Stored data
↓

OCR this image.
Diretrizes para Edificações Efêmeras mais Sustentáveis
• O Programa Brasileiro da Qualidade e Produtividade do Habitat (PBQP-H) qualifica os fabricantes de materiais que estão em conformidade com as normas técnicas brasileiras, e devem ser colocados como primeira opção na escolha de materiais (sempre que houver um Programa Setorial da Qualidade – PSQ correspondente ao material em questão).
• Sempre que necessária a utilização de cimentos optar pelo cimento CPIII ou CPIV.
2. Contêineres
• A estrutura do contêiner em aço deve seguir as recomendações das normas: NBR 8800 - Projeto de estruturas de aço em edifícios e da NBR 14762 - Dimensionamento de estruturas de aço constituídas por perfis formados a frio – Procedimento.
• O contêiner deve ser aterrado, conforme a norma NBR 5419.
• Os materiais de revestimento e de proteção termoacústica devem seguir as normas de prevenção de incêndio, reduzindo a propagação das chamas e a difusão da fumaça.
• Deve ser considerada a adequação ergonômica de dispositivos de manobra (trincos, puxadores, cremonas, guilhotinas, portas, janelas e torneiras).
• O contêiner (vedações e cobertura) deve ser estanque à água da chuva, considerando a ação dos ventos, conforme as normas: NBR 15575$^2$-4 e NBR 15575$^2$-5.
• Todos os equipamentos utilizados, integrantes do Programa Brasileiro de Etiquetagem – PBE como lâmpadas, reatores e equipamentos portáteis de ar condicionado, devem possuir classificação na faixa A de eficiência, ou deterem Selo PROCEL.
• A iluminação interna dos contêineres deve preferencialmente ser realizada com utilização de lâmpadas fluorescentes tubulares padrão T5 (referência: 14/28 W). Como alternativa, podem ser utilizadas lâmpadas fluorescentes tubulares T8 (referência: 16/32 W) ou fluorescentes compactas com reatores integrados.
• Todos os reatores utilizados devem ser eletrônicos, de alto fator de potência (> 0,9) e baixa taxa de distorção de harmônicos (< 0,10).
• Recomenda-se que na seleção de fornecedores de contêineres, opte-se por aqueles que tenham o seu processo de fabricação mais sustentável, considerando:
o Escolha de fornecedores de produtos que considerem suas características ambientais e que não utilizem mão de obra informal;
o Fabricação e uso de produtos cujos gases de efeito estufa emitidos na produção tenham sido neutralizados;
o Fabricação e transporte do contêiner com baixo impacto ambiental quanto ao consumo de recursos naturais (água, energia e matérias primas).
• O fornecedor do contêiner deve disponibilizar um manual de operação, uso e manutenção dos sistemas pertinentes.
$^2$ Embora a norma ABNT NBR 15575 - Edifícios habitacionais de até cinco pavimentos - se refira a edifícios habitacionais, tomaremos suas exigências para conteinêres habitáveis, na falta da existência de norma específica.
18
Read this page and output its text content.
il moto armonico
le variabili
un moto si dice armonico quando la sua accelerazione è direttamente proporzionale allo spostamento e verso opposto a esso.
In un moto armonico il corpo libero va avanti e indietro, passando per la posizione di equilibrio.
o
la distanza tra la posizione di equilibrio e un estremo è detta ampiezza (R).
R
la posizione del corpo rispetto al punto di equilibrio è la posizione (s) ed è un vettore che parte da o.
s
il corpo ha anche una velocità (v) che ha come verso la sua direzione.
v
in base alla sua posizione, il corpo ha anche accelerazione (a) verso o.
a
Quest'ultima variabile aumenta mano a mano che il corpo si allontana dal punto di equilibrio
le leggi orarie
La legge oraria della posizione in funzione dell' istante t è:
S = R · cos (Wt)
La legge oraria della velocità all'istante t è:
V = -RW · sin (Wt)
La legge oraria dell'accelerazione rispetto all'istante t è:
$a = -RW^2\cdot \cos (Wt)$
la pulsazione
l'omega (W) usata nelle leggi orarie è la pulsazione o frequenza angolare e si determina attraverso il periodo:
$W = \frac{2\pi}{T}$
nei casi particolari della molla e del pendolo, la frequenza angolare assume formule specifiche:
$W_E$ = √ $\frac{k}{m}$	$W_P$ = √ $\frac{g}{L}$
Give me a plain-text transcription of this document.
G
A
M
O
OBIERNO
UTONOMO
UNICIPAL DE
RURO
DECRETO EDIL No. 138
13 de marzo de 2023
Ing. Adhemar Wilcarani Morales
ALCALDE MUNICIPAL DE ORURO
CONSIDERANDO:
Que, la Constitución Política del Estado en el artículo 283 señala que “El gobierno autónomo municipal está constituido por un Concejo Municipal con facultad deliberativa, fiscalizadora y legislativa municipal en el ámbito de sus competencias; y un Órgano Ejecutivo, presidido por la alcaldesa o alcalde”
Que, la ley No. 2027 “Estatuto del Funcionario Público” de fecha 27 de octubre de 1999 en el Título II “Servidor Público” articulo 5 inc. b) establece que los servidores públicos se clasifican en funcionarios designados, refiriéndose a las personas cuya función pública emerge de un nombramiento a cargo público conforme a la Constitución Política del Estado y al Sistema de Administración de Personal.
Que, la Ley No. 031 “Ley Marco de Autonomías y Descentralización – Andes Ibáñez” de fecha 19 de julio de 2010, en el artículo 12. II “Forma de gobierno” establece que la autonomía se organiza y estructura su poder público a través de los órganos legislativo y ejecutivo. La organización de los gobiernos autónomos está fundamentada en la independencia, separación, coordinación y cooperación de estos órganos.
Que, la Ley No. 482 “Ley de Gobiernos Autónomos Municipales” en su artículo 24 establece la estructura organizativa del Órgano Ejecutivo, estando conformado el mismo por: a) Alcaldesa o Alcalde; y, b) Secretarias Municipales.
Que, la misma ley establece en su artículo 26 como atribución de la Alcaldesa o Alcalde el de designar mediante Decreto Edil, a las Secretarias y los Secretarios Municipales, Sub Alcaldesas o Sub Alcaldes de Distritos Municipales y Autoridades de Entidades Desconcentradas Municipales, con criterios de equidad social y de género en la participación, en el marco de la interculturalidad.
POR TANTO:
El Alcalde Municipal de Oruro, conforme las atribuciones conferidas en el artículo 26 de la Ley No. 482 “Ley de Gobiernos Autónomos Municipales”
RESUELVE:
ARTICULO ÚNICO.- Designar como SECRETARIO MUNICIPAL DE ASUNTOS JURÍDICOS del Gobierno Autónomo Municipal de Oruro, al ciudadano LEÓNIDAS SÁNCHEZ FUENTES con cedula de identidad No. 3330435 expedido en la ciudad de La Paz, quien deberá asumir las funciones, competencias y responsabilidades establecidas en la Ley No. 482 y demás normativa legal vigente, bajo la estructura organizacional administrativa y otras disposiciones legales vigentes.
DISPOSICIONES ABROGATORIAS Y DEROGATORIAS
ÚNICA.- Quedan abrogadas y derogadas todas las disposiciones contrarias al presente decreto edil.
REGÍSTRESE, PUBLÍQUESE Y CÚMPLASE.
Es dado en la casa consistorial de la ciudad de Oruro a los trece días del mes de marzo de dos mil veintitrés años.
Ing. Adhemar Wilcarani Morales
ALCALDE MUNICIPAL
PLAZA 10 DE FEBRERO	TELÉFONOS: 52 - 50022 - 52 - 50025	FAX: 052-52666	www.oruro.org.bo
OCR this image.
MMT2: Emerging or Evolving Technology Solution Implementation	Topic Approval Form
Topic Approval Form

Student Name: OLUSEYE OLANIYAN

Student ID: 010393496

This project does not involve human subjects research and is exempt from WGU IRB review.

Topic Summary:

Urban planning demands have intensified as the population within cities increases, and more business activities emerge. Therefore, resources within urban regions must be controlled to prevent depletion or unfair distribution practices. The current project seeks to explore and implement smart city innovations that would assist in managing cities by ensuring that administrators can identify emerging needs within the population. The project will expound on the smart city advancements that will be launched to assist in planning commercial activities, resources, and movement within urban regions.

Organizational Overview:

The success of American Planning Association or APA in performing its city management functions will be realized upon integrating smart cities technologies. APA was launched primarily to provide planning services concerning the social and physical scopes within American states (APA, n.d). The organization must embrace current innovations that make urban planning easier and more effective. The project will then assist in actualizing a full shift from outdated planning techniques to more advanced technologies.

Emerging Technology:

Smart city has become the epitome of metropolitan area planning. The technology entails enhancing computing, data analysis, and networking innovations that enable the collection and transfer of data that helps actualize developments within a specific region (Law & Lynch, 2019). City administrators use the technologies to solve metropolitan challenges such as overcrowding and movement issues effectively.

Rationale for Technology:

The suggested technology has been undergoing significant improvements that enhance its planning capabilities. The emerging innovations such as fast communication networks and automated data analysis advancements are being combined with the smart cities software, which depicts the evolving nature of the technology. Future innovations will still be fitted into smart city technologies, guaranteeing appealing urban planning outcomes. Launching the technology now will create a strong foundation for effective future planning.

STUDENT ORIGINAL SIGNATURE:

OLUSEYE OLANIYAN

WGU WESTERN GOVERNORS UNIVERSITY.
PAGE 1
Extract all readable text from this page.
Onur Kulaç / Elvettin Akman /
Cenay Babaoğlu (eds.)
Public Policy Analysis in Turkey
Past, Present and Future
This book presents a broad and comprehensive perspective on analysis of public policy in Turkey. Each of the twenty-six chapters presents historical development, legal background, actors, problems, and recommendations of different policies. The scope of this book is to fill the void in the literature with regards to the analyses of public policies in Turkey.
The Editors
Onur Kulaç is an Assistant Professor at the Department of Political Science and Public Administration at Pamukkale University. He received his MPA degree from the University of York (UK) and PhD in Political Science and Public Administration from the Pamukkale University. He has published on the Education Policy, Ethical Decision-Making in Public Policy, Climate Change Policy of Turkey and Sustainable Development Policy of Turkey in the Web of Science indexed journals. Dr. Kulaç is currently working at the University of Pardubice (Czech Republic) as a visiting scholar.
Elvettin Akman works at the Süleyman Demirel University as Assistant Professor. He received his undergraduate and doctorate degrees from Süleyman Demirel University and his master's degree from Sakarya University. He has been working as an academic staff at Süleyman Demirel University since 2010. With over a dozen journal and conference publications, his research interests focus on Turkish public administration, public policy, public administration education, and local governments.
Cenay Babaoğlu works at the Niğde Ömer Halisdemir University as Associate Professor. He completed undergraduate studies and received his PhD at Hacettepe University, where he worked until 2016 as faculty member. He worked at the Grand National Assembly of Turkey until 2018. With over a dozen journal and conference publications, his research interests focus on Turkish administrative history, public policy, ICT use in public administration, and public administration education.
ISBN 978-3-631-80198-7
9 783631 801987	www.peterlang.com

↑

Among the entries above, identify all lines with "utilização" and copy them.

• Sempre que necessária a utilização de cimentos optar pelo cimento CPIII ou CPIV.
• A iluminação interna dos contêineres deve preferencialmente ser realizada com utilização de lâmpadas fluorescentes tubulares padrão T5 (referência: 14/28 W). Como alternativa, podem ser utilizadas lâmpadas fluorescentes tubulares T8 (referência: 16/32 W) ou fluorescentes compactas com reatores integrados.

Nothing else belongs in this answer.